»»

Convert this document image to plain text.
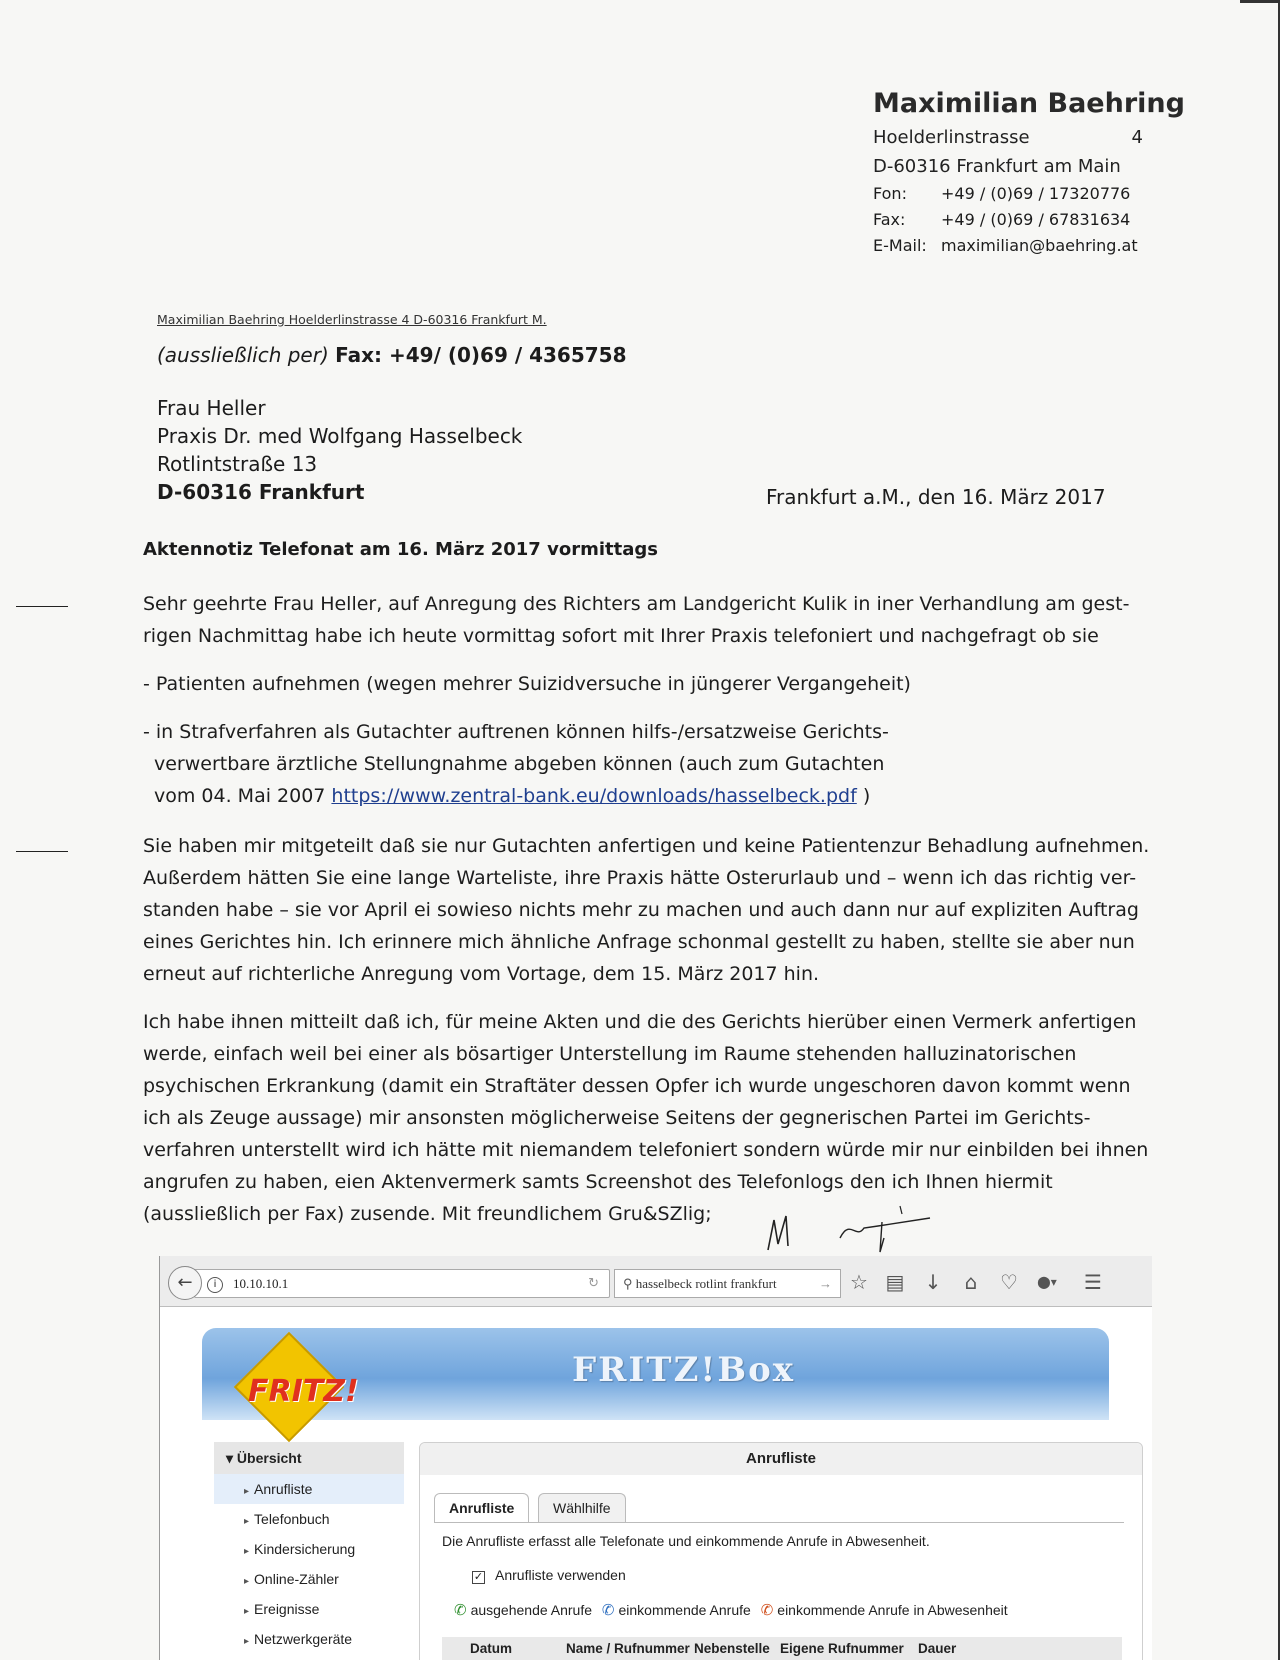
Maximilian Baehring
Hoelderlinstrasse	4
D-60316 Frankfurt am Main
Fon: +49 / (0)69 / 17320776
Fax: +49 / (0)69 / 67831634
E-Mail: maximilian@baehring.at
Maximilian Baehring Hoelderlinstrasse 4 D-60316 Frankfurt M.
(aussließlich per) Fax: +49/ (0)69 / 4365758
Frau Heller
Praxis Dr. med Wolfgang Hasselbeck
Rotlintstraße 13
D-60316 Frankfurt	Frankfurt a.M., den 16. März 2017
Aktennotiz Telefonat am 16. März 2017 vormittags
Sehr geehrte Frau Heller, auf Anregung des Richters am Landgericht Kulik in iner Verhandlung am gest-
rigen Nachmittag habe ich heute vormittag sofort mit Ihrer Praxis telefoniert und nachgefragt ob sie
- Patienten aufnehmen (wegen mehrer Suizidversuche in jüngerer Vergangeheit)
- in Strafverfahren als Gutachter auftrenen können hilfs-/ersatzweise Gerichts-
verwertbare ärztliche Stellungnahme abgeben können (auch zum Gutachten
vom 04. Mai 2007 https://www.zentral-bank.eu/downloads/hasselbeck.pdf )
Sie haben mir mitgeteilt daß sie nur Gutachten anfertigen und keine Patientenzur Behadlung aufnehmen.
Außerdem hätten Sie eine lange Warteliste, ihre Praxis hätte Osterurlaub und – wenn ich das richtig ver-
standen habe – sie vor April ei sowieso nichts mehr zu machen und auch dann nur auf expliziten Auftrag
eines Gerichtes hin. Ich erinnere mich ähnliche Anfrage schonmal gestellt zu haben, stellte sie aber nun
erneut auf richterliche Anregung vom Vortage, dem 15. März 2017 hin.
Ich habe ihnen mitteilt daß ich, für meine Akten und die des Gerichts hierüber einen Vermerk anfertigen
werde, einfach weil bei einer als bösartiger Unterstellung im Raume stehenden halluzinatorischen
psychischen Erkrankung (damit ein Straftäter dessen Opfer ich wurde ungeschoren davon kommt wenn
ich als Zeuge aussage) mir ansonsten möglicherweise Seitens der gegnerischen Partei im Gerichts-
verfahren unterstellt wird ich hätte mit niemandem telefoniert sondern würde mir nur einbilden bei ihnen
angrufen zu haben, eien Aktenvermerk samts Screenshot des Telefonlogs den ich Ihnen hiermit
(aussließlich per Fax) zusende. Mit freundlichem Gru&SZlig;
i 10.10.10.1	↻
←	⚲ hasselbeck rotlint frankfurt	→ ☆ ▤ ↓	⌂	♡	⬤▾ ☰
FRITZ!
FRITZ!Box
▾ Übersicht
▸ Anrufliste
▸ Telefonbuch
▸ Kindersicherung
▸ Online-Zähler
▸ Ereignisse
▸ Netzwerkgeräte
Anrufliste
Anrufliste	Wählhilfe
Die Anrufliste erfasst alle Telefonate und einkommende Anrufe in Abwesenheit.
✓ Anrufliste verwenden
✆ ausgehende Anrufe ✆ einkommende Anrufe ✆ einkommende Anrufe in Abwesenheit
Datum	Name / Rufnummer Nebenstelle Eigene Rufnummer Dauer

««

Pictures in the data above should not be copied; transcribe everything else exactly.

Convert this document image to plain text.
Maximilian Baehring
Hoelderlinstrasse	4
D-60316 Frankfurt am Main
Fon: +49 / (0)69 / 17320776
Fax: +49 / (0)69 / 67831634
E-Mail: maximilian@baehring.at
Maximilian Baehring Hoelderlinstrasse 4 D-60316 Frankfurt M.
(aussließlich per) Fax: +49/ (0)69 / 4365758
Frau Heller
Praxis Dr. med Wolfgang Hasselbeck
Rotlintstraße 13
D-60316 Frankfurt	Frankfurt a.M., den 16. März 2017
Aktennotiz Telefonat am 16. März 2017 vormittags
Sehr geehrte Frau Heller, auf Anregung des Richters am Landgericht Kulik in iner Verhandlung am gest-
rigen Nachmittag habe ich heute vormittag sofort mit Ihrer Praxis telefoniert und nachgefragt ob sie
- Patienten aufnehmen (wegen mehrer Suizidversuche in jüngerer Vergangeheit)
- in Strafverfahren als Gutachter auftrenen können hilfs-/ersatzweise Gerichts-
verwertbare ärztliche Stellungnahme abgeben können (auch zum Gutachten
vom 04. Mai 2007 https://www.zentral-bank.eu/downloads/hasselbeck.pdf )
Sie haben mir mitgeteilt daß sie nur Gutachten anfertigen und keine Patientenzur Behadlung aufnehmen.
Außerdem hätten Sie eine lange Warteliste, ihre Praxis hätte Osterurlaub und – wenn ich das richtig ver-
standen habe – sie vor April ei sowieso nichts mehr zu machen und auch dann nur auf expliziten Auftrag
eines Gerichtes hin. Ich erinnere mich ähnliche Anfrage schonmal gestellt zu haben, stellte sie aber nun
erneut auf richterliche Anregung vom Vortage, dem 15. März 2017 hin.
Ich habe ihnen mitteilt daß ich, für meine Akten und die des Gerichts hierüber einen Vermerk anfertigen
werde, einfach weil bei einer als bösartiger Unterstellung im Raume stehenden halluzinatorischen
psychischen Erkrankung (damit ein Straftäter dessen Opfer ich wurde ungeschoren davon kommt wenn
ich als Zeuge aussage) mir ansonsten möglicherweise Seitens der gegnerischen Partei im Gerichts-
verfahren unterstellt wird ich hätte mit niemandem telefoniert sondern würde mir nur einbilden bei ihnen
angrufen zu haben, eien Aktenvermerk samts Screenshot des Telefonlogs den ich Ihnen hiermit
(aussließlich per Fax) zusende. Mit freundlichem Gru&SZlig;
i 10.10.10.1	↻
←	⚲ hasselbeck rotlint frankfurt	→ ☆ ▤ ↓	⌂	♡	⬤▾ ☰
FRITZ!
FRITZ!Box
▾ Übersicht
▸ Anrufliste
▸ Telefonbuch
▸ Kindersicherung
▸ Online-Zähler
▸ Ereignisse
▸ Netzwerkgeräte
Anrufliste
Anrufliste	Wählhilfe
Die Anrufliste erfasst alle Telefonate und einkommende Anrufe in Abwesenheit.
✓ Anrufliste verwenden
✆ ausgehende Anrufe ✆ einkommende Anrufe ✆ einkommende Anrufe in Abwesenheit
Datum	Name / Rufnummer Nebenstelle Eigene Rufnummer Dauer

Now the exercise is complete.